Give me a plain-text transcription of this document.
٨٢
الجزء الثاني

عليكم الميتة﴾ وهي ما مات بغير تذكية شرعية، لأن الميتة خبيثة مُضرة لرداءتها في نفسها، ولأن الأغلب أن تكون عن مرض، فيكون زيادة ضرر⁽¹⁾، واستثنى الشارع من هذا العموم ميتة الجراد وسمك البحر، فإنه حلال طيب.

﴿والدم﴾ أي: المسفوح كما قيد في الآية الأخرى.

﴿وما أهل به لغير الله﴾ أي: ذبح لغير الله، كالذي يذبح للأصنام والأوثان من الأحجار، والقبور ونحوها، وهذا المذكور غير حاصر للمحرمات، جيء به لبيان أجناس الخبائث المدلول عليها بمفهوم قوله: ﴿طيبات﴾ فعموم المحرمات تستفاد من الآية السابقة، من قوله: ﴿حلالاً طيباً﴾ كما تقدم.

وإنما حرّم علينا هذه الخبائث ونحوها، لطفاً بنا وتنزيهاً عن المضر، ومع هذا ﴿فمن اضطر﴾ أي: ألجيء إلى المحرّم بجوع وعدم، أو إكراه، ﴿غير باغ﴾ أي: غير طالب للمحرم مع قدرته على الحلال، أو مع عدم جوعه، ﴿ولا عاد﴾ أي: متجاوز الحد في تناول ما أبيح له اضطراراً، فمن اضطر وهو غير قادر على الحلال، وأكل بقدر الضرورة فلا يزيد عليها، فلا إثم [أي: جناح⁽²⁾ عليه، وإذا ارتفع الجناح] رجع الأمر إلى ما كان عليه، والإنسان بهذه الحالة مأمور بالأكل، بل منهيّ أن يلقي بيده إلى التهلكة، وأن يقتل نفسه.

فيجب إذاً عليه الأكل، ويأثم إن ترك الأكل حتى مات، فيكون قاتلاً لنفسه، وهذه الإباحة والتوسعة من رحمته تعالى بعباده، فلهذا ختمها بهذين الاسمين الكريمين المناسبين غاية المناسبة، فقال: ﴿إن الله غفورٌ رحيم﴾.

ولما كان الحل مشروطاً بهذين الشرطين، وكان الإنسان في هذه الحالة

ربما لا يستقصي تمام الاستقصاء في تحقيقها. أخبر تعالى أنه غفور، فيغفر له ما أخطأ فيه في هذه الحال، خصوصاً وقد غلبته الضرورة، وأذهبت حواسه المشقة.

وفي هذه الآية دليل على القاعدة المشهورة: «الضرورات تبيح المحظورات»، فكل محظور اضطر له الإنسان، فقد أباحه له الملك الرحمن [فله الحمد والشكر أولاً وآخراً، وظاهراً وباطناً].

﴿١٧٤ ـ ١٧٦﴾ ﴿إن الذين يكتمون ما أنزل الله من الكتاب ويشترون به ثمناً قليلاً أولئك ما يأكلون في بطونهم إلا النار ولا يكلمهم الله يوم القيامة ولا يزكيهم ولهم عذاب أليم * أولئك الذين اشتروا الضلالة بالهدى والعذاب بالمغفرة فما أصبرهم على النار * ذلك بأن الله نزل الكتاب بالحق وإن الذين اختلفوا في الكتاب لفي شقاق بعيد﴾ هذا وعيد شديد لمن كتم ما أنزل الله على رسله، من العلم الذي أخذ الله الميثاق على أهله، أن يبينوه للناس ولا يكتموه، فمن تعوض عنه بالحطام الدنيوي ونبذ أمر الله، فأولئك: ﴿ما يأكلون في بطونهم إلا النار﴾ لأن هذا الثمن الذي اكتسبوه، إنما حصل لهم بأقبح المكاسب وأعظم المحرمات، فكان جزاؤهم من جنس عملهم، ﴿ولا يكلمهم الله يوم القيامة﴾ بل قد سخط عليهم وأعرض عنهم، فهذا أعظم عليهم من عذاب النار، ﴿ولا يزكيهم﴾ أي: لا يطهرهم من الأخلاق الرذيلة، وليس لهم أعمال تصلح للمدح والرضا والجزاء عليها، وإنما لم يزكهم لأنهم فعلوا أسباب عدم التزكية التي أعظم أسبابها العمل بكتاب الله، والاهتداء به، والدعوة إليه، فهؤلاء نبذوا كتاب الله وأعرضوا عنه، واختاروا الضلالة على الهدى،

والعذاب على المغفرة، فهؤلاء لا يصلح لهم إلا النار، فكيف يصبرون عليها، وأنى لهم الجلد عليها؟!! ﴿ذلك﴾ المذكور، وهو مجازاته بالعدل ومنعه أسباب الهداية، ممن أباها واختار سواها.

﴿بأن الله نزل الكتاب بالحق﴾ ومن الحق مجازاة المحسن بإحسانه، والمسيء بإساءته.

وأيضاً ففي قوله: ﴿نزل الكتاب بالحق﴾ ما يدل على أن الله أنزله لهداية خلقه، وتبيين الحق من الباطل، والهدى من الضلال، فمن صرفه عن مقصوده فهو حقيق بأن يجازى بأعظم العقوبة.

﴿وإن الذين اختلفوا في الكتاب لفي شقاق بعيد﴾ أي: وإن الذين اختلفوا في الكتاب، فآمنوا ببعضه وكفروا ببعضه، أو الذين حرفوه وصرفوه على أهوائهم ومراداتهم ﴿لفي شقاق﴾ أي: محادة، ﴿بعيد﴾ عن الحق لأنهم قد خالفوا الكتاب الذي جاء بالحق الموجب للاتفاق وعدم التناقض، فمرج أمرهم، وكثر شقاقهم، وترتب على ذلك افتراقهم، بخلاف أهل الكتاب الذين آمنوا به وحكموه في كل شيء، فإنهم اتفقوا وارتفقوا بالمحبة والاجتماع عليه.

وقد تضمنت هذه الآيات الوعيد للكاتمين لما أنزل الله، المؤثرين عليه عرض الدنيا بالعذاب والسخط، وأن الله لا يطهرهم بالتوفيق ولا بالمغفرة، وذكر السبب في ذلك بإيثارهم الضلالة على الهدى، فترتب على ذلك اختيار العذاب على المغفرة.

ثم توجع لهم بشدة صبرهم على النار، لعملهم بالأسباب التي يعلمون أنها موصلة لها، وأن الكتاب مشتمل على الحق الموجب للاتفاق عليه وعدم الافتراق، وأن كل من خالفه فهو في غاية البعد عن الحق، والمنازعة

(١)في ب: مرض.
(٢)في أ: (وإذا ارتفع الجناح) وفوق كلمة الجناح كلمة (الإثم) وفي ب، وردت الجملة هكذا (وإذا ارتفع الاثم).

══════

— What to work on —
Scan the material above. Copy each line that holds the word "بهذين".

— Worked solution —
فيجب إذاً عليه الأكل، ويأثم إن ترك الأكل حتى مات، فيكون قاتلاً لنفسه، وهذه الإباحة والتوسعة من رحمته تعالى بعباده، فلهذا ختمها بهذين الاسمين الكريمين المناسبين غاية المناسبة، فقال: ﴿إن الله غفورٌ رحيم﴾.
ولما كان الحل مشروطاً بهذين الشرطين، وكان الإنسان في هذه الحالة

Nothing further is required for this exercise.